Data listing:
....
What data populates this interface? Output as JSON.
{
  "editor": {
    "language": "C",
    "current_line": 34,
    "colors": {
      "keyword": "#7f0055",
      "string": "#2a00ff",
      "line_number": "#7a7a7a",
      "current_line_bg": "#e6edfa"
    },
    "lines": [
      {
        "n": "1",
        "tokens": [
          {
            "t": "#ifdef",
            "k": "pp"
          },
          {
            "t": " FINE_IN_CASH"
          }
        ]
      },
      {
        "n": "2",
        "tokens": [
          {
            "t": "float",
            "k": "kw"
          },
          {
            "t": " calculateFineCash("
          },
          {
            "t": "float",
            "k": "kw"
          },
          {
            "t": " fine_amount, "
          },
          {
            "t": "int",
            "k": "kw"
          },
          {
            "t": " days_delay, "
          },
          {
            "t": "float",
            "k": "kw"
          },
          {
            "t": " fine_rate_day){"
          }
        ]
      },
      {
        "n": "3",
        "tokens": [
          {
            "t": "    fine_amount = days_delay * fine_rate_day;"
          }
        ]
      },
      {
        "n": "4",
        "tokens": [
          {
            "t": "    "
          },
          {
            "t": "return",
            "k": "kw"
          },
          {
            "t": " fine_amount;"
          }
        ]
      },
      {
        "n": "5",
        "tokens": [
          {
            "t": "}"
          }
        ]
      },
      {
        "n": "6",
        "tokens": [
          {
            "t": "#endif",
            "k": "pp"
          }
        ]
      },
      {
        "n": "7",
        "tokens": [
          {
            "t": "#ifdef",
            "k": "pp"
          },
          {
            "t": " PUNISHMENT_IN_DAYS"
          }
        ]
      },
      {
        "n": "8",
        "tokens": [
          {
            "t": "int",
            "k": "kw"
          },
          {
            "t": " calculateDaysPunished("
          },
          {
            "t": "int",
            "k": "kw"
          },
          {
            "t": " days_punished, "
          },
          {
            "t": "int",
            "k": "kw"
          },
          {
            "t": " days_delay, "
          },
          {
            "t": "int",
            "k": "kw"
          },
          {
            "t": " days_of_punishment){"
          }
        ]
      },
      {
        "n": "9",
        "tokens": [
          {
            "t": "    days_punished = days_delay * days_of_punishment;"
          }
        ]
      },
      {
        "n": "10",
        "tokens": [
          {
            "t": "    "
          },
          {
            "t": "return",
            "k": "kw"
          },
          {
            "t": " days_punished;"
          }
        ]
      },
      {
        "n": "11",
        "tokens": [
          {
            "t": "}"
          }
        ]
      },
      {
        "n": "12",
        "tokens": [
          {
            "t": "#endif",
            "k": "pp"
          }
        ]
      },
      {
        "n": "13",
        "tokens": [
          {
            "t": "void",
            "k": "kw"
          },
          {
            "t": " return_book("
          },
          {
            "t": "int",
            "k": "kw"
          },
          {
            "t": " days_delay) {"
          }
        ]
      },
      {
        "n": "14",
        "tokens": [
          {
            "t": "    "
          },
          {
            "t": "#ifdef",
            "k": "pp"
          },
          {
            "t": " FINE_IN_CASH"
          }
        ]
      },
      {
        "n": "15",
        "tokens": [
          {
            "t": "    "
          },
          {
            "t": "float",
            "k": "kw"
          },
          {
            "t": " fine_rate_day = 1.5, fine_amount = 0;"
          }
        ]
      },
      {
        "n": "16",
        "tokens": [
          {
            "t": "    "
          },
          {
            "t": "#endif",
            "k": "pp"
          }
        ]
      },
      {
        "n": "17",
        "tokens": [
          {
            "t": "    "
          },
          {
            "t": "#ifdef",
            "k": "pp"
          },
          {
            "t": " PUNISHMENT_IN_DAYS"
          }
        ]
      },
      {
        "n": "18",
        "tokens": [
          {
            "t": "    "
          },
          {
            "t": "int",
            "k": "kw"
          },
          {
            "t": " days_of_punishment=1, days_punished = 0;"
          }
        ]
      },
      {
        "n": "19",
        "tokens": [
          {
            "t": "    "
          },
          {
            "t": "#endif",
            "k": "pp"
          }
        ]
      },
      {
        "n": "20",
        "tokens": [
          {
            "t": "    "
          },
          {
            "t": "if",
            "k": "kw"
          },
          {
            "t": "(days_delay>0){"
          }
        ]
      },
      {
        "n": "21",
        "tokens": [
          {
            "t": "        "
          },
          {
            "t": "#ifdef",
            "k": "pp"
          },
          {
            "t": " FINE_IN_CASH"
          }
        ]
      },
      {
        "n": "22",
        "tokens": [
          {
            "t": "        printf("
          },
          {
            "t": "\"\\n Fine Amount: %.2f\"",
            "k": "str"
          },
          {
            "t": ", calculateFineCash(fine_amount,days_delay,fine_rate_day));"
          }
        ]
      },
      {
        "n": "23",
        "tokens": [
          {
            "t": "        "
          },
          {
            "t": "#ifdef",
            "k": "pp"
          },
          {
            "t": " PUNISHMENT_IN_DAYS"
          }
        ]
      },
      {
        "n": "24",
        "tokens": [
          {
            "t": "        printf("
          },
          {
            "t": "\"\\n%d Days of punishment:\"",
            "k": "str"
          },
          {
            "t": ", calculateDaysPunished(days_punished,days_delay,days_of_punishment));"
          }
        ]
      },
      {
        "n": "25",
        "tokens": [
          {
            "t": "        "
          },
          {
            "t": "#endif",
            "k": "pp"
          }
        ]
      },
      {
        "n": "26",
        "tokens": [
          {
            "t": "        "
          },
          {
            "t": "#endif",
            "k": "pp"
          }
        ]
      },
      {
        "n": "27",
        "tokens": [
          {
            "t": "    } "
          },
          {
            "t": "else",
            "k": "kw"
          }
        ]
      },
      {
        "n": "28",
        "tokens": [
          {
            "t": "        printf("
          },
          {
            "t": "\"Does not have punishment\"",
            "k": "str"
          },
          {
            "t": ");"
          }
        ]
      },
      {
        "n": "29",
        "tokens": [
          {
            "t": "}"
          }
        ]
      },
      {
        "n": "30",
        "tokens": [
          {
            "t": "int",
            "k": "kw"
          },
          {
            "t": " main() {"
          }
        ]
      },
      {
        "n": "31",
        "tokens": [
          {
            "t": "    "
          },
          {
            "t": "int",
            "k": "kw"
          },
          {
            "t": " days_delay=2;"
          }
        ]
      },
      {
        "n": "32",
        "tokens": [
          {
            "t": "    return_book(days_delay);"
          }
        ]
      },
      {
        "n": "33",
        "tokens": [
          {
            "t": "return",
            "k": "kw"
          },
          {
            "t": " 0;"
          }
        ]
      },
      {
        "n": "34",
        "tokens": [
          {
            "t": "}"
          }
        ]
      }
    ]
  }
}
....
Copy out the full material exactly as it appears.

What data populates this interface? Output as JSON.
{
  "editor": {
    "language": "C",
    "current_line": 34,
    "colors": {
      "keyword": "#7f0055",
      "string": "#2a00ff",
      "line_number": "#7a7a7a",
      "current_line_bg": "#e6edfa"
    },
    "lines": [
      {
        "n": "1",
        "tokens": [
          {
            "t": "#ifdef",
            "k": "pp"
          },
          {
            "t": " FINE_IN_CASH"
          }
        ]
      },
      {
        "n": "2",
        "tokens": [
          {
            "t": "float",
            "k": "kw"
          },
          {
            "t": " calculateFineCash("
          },
          {
            "t": "float",
            "k": "kw"
          },
          {
            "t": " fine_amount, "
          },
          {
            "t": "int",
            "k": "kw"
          },
          {
            "t": " days_delay, "
          },
          {
            "t": "float",
            "k": "kw"
          },
          {
            "t": " fine_rate_day){"
          }
        ]
      },
      {
        "n": "3",
        "tokens": [
          {
            "t": "    fine_amount = days_delay * fine_rate_day;"
          }
        ]
      },
      {
        "n": "4",
        "tokens": [
          {
            "t": "    "
          },
          {
            "t": "return",
            "k": "kw"
          },
          {
            "t": " fine_amount;"
          }
        ]
      },
      {
        "n": "5",
        "tokens": [
          {
            "t": "}"
          }
        ]
      },
      {
        "n": "6",
        "tokens": [
          {
            "t": "#endif",
            "k": "pp"
          }
        ]
      },
      {
        "n": "7",
        "tokens": [
          {
            "t": "#ifdef",
            "k": "pp"
          },
          {
            "t": " PUNISHMENT_IN_DAYS"
          }
        ]
      },
      {
        "n": "8",
        "tokens": [
          {
            "t": "int",
            "k": "kw"
          },
          {
            "t": " calculateDaysPunished("
          },
          {
            "t": "int",
            "k": "kw"
          },
          {
            "t": " days_punished, "
          },
          {
            "t": "int",
            "k": "kw"
          },
          {
            "t": " days_delay, "
          },
          {
            "t": "int",
            "k": "kw"
          },
          {
            "t": " days_of_punishment){"
          }
        ]
      },
      {
        "n": "9",
        "tokens": [
          {
            "t": "    days_punished = days_delay * days_of_punishment;"
          }
        ]
      },
      {
        "n": "10",
        "tokens": [
          {
            "t": "    "
          },
          {
            "t": "return",
            "k": "kw"
          },
          {
            "t": " days_punished;"
          }
        ]
      },
      {
        "n": "11",
        "tokens": [
          {
            "t": "}"
          }
        ]
      },
      {
        "n": "12",
        "tokens": [
          {
            "t": "#endif",
            "k": "pp"
          }
        ]
      },
      {
        "n": "13",
        "tokens": [
          {
            "t": "void",
            "k": "kw"
          },
          {
            "t": " return_book("
          },
          {
            "t": "int",
            "k": "kw"
          },
          {
            "t": " days_delay) {"
          }
        ]
      },
      {
        "n": "14",
        "tokens": [
          {
            "t": "    "
          },
          {
            "t": "#ifdef",
            "k": "pp"
          },
          {
            "t": " FINE_IN_CASH"
          }
        ]
      },
      {
        "n": "15",
        "tokens": [
          {
            "t": "    "
          },
          {
            "t": "float",
            "k": "kw"
          },
          {
            "t": " fine_rate_day = 1.5, fine_amount = 0;"
          }
        ]
      },
      {
        "n": "16",
        "tokens": [
          {
            "t": "    "
          },
          {
            "t": "#endif",
            "k": "pp"
          }
        ]
      },
      {
        "n": "17",
        "tokens": [
          {
            "t": "    "
          },
          {
            "t": "#ifdef",
            "k": "pp"
          },
          {
            "t": " PUNISHMENT_IN_DAYS"
          }
        ]
      },
      {
        "n": "18",
        "tokens": [
          {
            "t": "    "
          },
          {
            "t": "int",
            "k": "kw"
          },
          {
            "t": " days_of_punishment=1, days_punished = 0;"
          }
        ]
      },
      {
        "n": "19",
        "tokens": [
          {
            "t": "    "
          },
          {
            "t": "#endif",
            "k": "pp"
          }
        ]
      },
      {
        "n": "20",
        "tokens": [
          {
            "t": "    "
          },
          {
            "t": "if",
            "k": "kw"
          },
          {
            "t": "(days_delay>0){"
          }
        ]
      },
      {
        "n": "21",
        "tokens": [
          {
            "t": "        "
          },
          {
            "t": "#ifdef",
            "k": "pp"
          },
          {
            "t": " FINE_IN_CASH"
          }
        ]
      },
      {
        "n": "22",
        "tokens": [
          {
            "t": "        printf("
          },
          {
            "t": "\"\\n Fine Amount: %.2f\"",
            "k": "str"
          },
          {
            "t": ", calculateFineCash(fine_amount,days_delay,fine_rate_day));"
          }
        ]
      },
      {
        "n": "23",
        "tokens": [
          {
            "t": "        "
          },
          {
            "t": "#ifdef",
            "k": "pp"
          },
          {
            "t": " PUNISHMENT_IN_DAYS"
          }
        ]
      },
      {
        "n": "24",
        "tokens": [
          {
            "t": "        printf("
          },
          {
            "t": "\"\\n%d Days of punishment:\"",
            "k": "str"
          },
          {
            "t": ", calculateDaysPunished(days_punished,days_delay,days_of_punishment));"
          }
        ]
      },
      {
        "n": "25",
        "tokens": [
          {
            "t": "        "
          },
          {
            "t": "#endif",
            "k": "pp"
          }
        ]
      },
      {
        "n": "26",
        "tokens": [
          {
            "t": "        "
          },
          {
            "t": "#endif",
            "k": "pp"
          }
        ]
      },
      {
        "n": "27",
        "tokens": [
          {
            "t": "    } "
          },
          {
            "t": "else",
            "k": "kw"
          }
        ]
      },
      {
        "n": "28",
        "tokens": [
          {
            "t": "        printf("
          },
          {
            "t": "\"Does not have punishment\"",
            "k": "str"
          },
          {
            "t": ");"
          }
        ]
      },
      {
        "n": "29",
        "tokens": [
          {
            "t": "}"
          }
        ]
      },
      {
        "n": "30",
        "tokens": [
          {
            "t": "int",
            "k": "kw"
          },
          {
            "t": " main() {"
          }
        ]
      },
      {
        "n": "31",
        "tokens": [
          {
            "t": "    "
          },
          {
            "t": "int",
            "k": "kw"
          },
          {
            "t": " days_delay=2;"
          }
        ]
      },
      {
        "n": "32",
        "tokens": [
          {
            "t": "    return_book(days_delay);"
          }
        ]
      },
      {
        "n": "33",
        "tokens": [
          {
            "t": "return",
            "k": "kw"
          },
          {
            "t": " 0;"
          }
        ]
      },
      {
        "n": "34",
        "tokens": [
          {
            "t": "}"
          }
        ]
      }
    ]
  }
}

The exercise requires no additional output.